Entries shown.
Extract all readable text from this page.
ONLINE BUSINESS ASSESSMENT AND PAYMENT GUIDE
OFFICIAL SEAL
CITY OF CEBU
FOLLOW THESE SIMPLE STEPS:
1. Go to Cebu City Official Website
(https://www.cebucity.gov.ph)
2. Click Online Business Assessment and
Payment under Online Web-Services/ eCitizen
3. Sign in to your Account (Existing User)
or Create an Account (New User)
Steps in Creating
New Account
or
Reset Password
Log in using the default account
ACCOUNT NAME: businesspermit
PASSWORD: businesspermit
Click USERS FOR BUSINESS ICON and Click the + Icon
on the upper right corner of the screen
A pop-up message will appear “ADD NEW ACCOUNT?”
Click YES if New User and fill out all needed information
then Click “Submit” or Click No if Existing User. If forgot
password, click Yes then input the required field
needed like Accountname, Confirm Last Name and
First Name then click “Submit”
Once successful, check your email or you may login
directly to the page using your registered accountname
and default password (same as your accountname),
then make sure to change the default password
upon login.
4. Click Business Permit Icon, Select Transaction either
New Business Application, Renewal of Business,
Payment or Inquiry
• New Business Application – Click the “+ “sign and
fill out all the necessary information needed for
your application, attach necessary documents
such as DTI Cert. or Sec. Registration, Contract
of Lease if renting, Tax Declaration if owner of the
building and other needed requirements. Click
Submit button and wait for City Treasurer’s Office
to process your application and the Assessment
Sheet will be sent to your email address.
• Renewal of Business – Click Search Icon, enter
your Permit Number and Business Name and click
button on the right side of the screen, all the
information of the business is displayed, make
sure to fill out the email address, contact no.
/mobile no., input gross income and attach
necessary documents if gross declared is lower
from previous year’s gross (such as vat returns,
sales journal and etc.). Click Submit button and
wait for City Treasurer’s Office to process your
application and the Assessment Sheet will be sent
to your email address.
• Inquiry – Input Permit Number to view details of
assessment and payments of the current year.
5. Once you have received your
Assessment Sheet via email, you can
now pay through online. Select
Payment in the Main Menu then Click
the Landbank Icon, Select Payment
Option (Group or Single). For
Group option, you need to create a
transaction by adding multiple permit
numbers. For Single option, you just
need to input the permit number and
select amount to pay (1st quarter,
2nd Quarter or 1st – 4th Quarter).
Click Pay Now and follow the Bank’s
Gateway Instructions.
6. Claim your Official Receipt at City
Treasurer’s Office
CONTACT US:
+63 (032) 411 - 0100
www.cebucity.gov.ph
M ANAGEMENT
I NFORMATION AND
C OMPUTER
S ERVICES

What you need to do. Without leaving anything out, quote all the data.

Result below.
Extract all readable text from this page.
ONLINE BUSINESS ASSESSMENT AND PAYMENT GUIDE
OFFICIAL SEAL
CITY OF CEBU
FOLLOW THESE SIMPLE STEPS:
1. Go to Cebu City Official Website
(https://www.cebucity.gov.ph)
2. Click Online Business Assessment and
Payment under Online Web-Services/ eCitizen
3. Sign in to your Account (Existing User)
or Create an Account (New User)
Steps in Creating
New Account
or
Reset Password
Log in using the default account
ACCOUNT NAME: businesspermit
PASSWORD: businesspermit
Click USERS FOR BUSINESS ICON and Click the + Icon
on the upper right corner of the screen
A pop-up message will appear “ADD NEW ACCOUNT?”
Click YES if New User and fill out all needed information
then Click “Submit” or Click No if Existing User. If forgot
password, click Yes then input the required field
needed like Accountname, Confirm Last Name and
First Name then click “Submit”
Once successful, check your email or you may login
directly to the page using your registered accountname
and default password (same as your accountname),
then make sure to change the default password
upon login.
4. Click Business Permit Icon, Select Transaction either
New Business Application, Renewal of Business,
Payment or Inquiry
• New Business Application – Click the “+ “sign and
fill out all the necessary information needed for
your application, attach necessary documents
such as DTI Cert. or Sec. Registration, Contract
of Lease if renting, Tax Declaration if owner of the
building and other needed requirements. Click
Submit button and wait for City Treasurer’s Office
to process your application and the Assessment
Sheet will be sent to your email address.
• Renewal of Business – Click Search Icon, enter
your Permit Number and Business Name and click
button on the right side of the screen, all the
information of the business is displayed, make
sure to fill out the email address, contact no.
/mobile no., input gross income and attach
necessary documents if gross declared is lower
from previous year’s gross (such as vat returns,
sales journal and etc.). Click Submit button and
wait for City Treasurer’s Office to process your
application and the Assessment Sheet will be sent
to your email address.
• Inquiry – Input Permit Number to view details of
assessment and payments of the current year.
5. Once you have received your
Assessment Sheet via email, you can
now pay through online. Select
Payment in the Main Menu then Click
the Landbank Icon, Select Payment
Option (Group or Single). For
Group option, you need to create a
transaction by adding multiple permit
numbers. For Single option, you just
need to input the permit number and
select amount to pay (1st quarter,
2nd Quarter or 1st – 4th Quarter).
Click Pay Now and follow the Bank’s
Gateway Instructions.
6. Claim your Official Receipt at City
Treasurer’s Office
CONTACT US:
+63 (032) 411 - 0100
www.cebucity.gov.ph
M ANAGEMENT
I NFORMATION AND
C OMPUTER
S ERVICES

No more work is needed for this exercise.